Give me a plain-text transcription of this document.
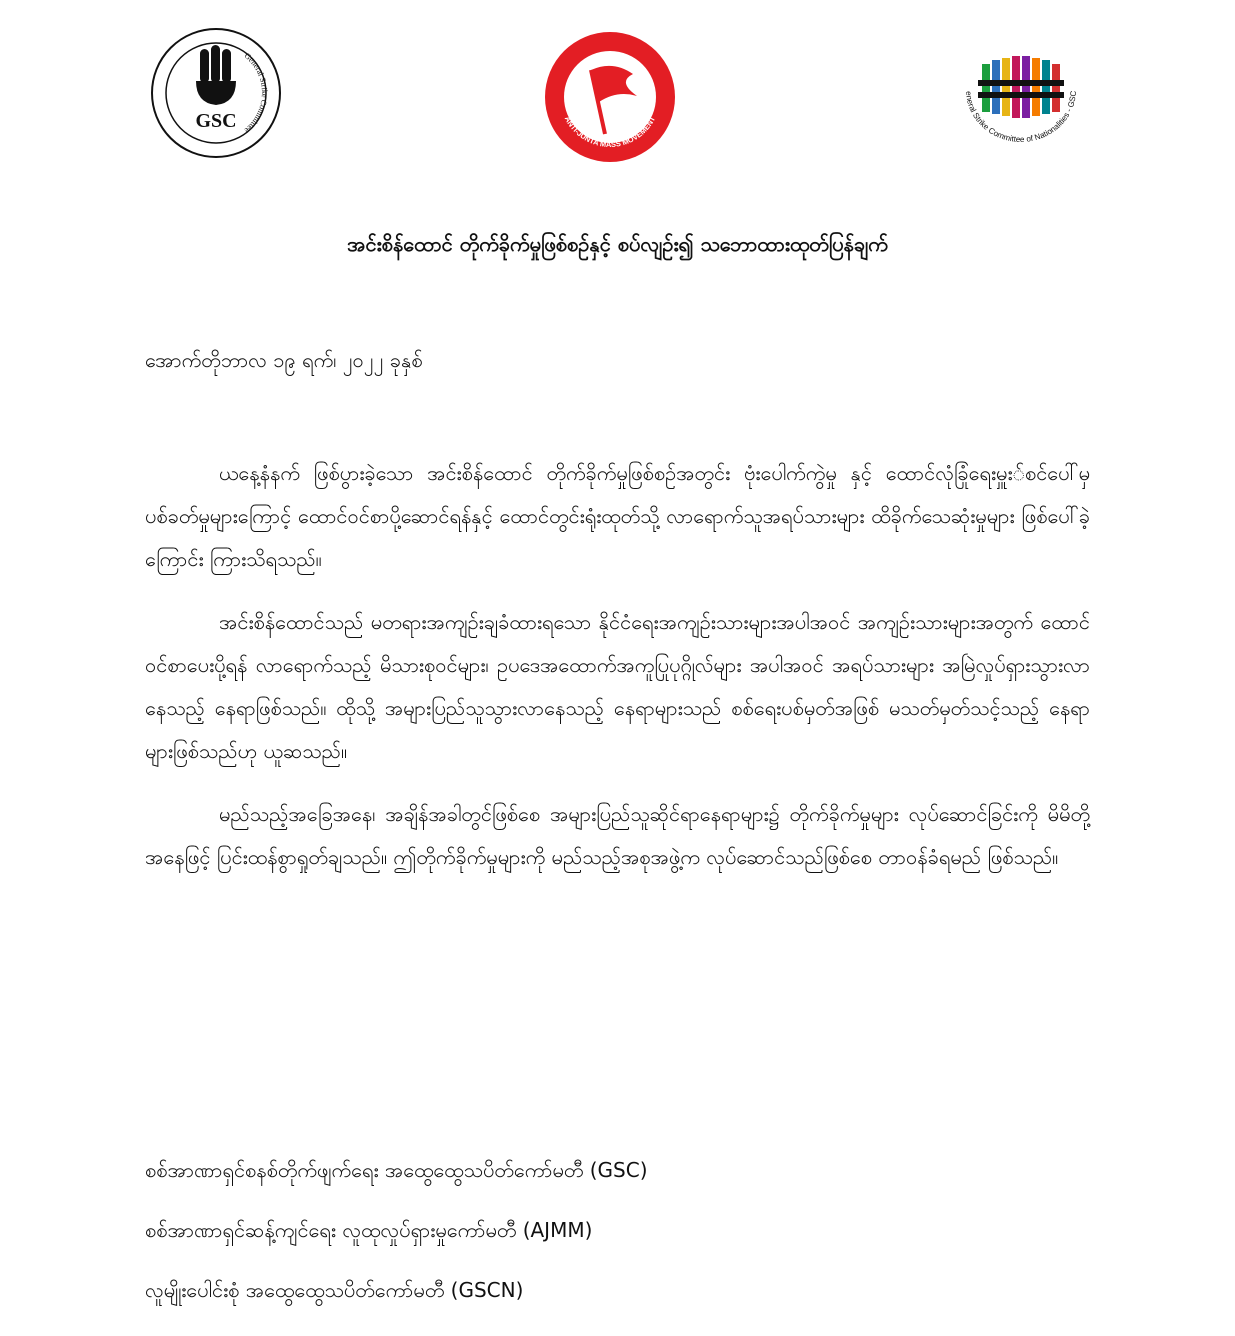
General Strike Committee
GSC	ANTI-JUNTA MASS MOVEMENT
eneral Strike Committee of Nationalities - GSC
အင်းစိန်ထောင် တိုက်ခိုက်မှုဖြစ်စဥ်နှင့် စပ်လျဥ်း၍ သဘောထားထုတ်ပြန်ချက်
အောက်တိုဘာလ ၁၉ ရက်၊ ၂၀၂၂ ခုနှစ်

ယနေ့နံနက် ဖြစ်ပွားခဲ့သော အင်းစိန်ထောင် တိုက်ခိုက်မှုဖြစ်စဥ်အတွင်း ဗုံးပေါက်ကွဲမှု နှင့် ထောင်လုံခြုံရေးမှူး်စင်ပေါ်မှ ပစ်ခတ်မှုများကြောင့် ထောင်ဝင်စာပို့ဆောင်ရန်နှင့် ထောင်တွင်းရုံးထုတ်သို့ လာရောက်သူအရပ်သားများ ထိခိုက်သေဆုံးမှုများ ဖြစ်ပေါ်ခဲ့ကြောင်း ကြားသိရသည်။

အင်းစိန်ထောင်သည် မတရားအကျဥ်းချခံထားရသော နိုင်ငံရေးအကျဥ်းသားများအပါအဝင် အကျဥ်းသားများအတွက် ထောင်ဝင်စာပေးပို့ရန် လာရောက်သည့် မိသားစုဝင်များ၊ ဥပဒေအထောက်အကူပြုပုဂ္ဂိုလ်များ အပါအဝင် အရပ်သားများ အမြဲလှုပ်ရှားသွားလာနေသည့် နေရာဖြစ်သည်။ ထိုသို့ အများပြည်သူသွားလာနေသည့် နေရာများသည် စစ်ရေးပစ်မှတ်အဖြစ် မသတ်မှတ်သင့်သည့် နေရာများဖြစ်သည်ဟု ယူဆသည်။

မည်သည့်အခြေအနေ၊ အချိန်အခါတွင်ဖြစ်စေ အများပြည်သူဆိုင်ရာနေရာများ၌ တိုက်ခိုက်မှုများ လုပ်ဆောင်ခြင်းကို မိမိတို့အနေဖြင့် ပြင်းထန်စွာရှုတ်ချသည်။ ဤတိုက်ခိုက်မှုများကို မည်သည့်အစုအဖွဲ့က လုပ်ဆောင်သည်ဖြစ်စေ တာဝန်ခံရမည် ဖြစ်သည်။

စစ်အာဏာရှင်စနစ်တိုက်ဖျက်ရေး အထွေထွေသပိတ်ကော်မတီ (GSC)
စစ်အာဏာရှင်ဆန့်ကျင်ရေး လူထုလှုပ်ရှားမှုကော်မတီ (AJMM)
လူမျိုးပေါင်းစုံ အထွေထွေသပိတ်ကော်မတီ (GSCN)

-*-

INSTRUCTIONS FOR THE TASK =>
Every entry above needs to be retyped exactly; drop the pictures.

CORRECT RESULT =>
Give me a plain-text transcription of this document.
General Strike Committee
GSC	ANTI-JUNTA MASS MOVEMENT
eneral Strike Committee of Nationalities - GSC
အင်းစိန်ထောင် တိုက်ခိုက်မှုဖြစ်စဥ်နှင့် စပ်လျဥ်း၍ သဘောထားထုတ်ပြန်ချက်
အောက်တိုဘာလ ၁၉ ရက်၊ ၂၀၂၂ ခုနှစ်

ယနေ့နံနက် ဖြစ်ပွားခဲ့သော အင်းစိန်ထောင် တိုက်ခိုက်မှုဖြစ်စဥ်အတွင်း ဗုံးပေါက်ကွဲမှု နှင့် ထောင်လုံခြုံရေးမှူး်စင်ပေါ်မှ ပစ်ခတ်မှုများကြောင့် ထောင်ဝင်စာပို့ဆောင်ရန်နှင့် ထောင်တွင်းရုံးထုတ်သို့ လာရောက်သူအရပ်သားများ ထိခိုက်သေဆုံးမှုများ ဖြစ်ပေါ်ခဲ့ကြောင်း ကြားသိရသည်။

အင်းစိန်ထောင်သည် မတရားအကျဥ်းချခံထားရသော နိုင်ငံရေးအကျဥ်းသားများအပါအဝင် အကျဥ်းသားများအတွက် ထောင်ဝင်စာပေးပို့ရန် လာရောက်သည့် မိသားစုဝင်များ၊ ဥပဒေအထောက်အကူပြုပုဂ္ဂိုလ်များ အပါအဝင် အရပ်သားများ အမြဲလှုပ်ရှားသွားလာနေသည့် နေရာဖြစ်သည်။ ထိုသို့ အများပြည်သူသွားလာနေသည့် နေရာများသည် စစ်ရေးပစ်မှတ်အဖြစ် မသတ်မှတ်သင့်သည့် နေရာများဖြစ်သည်ဟု ယူဆသည်။

မည်သည့်အခြေအနေ၊ အချိန်အခါတွင်ဖြစ်စေ အများပြည်သူဆိုင်ရာနေရာများ၌ တိုက်ခိုက်မှုများ လုပ်ဆောင်ခြင်းကို မိမိတို့အနေဖြင့် ပြင်းထန်စွာရှုတ်ချသည်။ ဤတိုက်ခိုက်မှုများကို မည်သည့်အစုအဖွဲ့က လုပ်ဆောင်သည်ဖြစ်စေ တာဝန်ခံရမည် ဖြစ်သည်။

စစ်အာဏာရှင်စနစ်တိုက်ဖျက်ရေး အထွေထွေသပိတ်ကော်မတီ (GSC)
စစ်အာဏာရှင်ဆန့်ကျင်ရေး လူထုလှုပ်ရှားမှုကော်မတီ (AJMM)
လူမျိုးပေါင်းစုံ အထွေထွေသပိတ်ကော်မတီ (GSCN)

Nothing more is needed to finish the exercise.